[EXCERPTED RECORDS start]

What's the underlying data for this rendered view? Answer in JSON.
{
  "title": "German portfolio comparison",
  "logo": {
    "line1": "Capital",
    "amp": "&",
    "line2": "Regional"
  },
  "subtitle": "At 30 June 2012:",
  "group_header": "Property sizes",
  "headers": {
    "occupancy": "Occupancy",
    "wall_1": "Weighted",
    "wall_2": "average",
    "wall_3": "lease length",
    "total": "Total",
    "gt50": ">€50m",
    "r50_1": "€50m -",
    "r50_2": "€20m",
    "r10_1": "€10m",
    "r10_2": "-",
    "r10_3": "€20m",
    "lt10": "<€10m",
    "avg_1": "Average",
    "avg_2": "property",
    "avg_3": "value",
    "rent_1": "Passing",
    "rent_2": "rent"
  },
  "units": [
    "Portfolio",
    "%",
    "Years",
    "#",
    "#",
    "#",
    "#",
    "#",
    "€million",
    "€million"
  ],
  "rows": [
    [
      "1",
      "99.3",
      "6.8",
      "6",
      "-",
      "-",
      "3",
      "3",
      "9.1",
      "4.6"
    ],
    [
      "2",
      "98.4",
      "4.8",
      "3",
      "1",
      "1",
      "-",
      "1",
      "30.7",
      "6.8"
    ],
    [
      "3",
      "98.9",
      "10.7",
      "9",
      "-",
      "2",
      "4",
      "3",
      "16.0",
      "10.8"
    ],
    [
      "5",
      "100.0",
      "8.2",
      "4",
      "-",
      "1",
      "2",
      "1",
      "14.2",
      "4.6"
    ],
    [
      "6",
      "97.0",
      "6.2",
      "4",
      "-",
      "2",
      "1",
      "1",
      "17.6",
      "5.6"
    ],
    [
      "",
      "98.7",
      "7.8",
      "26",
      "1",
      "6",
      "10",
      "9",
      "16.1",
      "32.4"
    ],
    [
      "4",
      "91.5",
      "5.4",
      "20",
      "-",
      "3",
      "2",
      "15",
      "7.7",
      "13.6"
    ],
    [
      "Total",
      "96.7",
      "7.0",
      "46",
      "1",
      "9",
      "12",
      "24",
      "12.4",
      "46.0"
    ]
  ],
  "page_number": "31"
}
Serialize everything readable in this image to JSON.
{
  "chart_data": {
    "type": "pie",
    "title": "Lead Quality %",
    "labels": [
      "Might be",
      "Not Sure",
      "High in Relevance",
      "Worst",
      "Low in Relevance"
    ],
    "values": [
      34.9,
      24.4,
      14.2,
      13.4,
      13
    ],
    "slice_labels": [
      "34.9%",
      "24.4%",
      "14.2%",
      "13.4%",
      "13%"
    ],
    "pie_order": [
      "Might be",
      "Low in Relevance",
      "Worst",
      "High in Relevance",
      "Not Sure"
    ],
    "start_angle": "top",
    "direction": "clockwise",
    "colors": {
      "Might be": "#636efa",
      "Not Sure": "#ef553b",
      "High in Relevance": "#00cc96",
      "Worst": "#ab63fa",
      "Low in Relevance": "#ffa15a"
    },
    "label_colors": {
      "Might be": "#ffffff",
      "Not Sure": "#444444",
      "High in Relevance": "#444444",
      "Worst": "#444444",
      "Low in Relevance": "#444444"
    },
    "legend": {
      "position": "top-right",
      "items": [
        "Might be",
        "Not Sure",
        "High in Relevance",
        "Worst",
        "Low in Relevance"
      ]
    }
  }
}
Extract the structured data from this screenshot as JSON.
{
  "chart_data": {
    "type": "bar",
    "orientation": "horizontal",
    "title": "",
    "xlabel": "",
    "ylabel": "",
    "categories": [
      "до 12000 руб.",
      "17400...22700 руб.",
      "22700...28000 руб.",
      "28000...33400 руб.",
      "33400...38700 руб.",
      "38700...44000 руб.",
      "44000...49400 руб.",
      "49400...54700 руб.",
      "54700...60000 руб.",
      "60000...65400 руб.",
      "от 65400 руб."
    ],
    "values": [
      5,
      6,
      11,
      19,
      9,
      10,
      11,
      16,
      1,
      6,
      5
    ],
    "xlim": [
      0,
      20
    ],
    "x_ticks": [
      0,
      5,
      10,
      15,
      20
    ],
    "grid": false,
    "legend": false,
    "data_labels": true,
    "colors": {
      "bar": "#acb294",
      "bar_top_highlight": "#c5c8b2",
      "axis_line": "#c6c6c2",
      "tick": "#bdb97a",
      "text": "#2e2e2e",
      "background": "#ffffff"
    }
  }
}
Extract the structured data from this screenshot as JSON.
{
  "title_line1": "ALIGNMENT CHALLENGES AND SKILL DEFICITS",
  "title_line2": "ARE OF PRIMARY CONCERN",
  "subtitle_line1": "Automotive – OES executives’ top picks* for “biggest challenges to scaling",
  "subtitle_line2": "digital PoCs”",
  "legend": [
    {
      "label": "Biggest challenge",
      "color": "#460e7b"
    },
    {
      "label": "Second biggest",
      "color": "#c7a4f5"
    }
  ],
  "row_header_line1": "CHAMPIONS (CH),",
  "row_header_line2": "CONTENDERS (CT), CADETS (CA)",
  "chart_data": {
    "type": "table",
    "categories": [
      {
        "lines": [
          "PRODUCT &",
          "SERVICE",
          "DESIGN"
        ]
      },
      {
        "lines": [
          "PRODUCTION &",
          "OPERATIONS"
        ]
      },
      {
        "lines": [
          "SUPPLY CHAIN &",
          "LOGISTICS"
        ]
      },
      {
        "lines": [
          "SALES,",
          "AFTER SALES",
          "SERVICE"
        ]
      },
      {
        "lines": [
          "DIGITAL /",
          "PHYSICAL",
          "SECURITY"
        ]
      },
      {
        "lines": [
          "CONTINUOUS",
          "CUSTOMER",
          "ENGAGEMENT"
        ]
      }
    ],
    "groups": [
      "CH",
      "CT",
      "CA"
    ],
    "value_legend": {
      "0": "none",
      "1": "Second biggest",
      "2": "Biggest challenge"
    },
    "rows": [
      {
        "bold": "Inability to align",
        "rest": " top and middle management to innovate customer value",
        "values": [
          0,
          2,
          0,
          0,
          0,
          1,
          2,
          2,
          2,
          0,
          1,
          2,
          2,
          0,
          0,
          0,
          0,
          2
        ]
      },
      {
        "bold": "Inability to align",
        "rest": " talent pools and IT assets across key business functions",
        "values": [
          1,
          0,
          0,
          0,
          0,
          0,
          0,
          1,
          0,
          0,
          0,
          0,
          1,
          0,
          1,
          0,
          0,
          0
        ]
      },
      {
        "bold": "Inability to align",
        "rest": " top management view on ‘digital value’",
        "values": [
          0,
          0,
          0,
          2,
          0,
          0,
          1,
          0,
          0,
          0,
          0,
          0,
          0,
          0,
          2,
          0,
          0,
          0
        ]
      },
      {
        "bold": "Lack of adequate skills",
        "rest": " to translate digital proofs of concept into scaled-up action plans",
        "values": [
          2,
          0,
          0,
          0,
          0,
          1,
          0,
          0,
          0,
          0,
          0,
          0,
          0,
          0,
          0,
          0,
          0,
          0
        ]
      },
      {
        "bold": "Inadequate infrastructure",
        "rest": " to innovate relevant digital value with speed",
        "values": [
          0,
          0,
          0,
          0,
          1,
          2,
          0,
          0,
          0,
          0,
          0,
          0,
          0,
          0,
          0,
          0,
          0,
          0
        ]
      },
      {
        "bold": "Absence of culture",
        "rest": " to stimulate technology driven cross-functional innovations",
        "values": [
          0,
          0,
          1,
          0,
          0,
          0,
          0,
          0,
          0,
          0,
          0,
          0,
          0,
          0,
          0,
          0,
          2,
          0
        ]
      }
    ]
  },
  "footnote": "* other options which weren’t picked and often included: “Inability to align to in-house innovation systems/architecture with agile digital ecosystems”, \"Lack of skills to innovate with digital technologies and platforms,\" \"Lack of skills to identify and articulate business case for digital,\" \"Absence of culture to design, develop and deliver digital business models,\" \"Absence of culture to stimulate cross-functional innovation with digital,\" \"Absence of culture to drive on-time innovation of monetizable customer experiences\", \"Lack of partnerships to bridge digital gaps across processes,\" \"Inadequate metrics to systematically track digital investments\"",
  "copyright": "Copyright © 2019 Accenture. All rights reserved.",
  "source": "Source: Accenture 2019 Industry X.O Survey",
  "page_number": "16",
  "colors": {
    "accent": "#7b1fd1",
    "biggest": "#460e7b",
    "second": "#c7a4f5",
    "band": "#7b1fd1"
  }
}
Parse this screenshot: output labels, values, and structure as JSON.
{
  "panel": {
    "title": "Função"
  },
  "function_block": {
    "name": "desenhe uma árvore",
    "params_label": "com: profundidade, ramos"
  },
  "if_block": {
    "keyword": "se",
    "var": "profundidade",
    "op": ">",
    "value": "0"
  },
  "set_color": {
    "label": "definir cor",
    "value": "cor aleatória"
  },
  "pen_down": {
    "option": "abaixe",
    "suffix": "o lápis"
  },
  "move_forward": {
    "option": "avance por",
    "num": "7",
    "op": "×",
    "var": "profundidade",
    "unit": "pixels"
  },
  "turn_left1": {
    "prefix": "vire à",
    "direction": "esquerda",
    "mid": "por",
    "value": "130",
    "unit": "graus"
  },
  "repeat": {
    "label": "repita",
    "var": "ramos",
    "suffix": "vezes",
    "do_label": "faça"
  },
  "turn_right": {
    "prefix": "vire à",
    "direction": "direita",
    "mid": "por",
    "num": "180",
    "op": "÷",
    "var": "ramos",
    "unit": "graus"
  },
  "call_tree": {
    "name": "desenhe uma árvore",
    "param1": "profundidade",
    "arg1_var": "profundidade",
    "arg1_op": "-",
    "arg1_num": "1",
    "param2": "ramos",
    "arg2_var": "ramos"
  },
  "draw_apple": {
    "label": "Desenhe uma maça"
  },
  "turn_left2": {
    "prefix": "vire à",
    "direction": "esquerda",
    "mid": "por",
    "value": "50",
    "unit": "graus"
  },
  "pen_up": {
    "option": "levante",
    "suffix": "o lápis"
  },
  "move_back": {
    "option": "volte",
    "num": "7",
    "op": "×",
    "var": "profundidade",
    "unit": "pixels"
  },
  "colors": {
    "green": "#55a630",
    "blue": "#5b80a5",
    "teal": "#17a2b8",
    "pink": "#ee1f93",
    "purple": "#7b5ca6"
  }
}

[EXCERPTED RECORDS end]

Using the records above, pull out each line where the word "management" occurs.

        "rest": " top and middle management to innovate customer value",
        "rest": " top management view on ‘digital value’",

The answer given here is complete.